**Objective**
Go through the records and copy each line where the word "surveillance" occurs.

==================================================

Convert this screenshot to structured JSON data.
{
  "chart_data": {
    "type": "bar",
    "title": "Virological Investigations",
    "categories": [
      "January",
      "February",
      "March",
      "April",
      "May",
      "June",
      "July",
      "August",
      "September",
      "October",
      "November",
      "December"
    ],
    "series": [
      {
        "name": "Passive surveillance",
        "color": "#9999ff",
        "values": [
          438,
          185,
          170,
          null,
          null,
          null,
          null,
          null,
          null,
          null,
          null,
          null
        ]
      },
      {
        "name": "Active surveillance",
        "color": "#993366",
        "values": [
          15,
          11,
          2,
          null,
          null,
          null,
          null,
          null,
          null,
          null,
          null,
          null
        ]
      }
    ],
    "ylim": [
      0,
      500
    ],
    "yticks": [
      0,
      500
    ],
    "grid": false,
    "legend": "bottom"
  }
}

==================================================

**Answer to the exercise**
        "name": "Passive surveillance",
        "name": "Active surveillance",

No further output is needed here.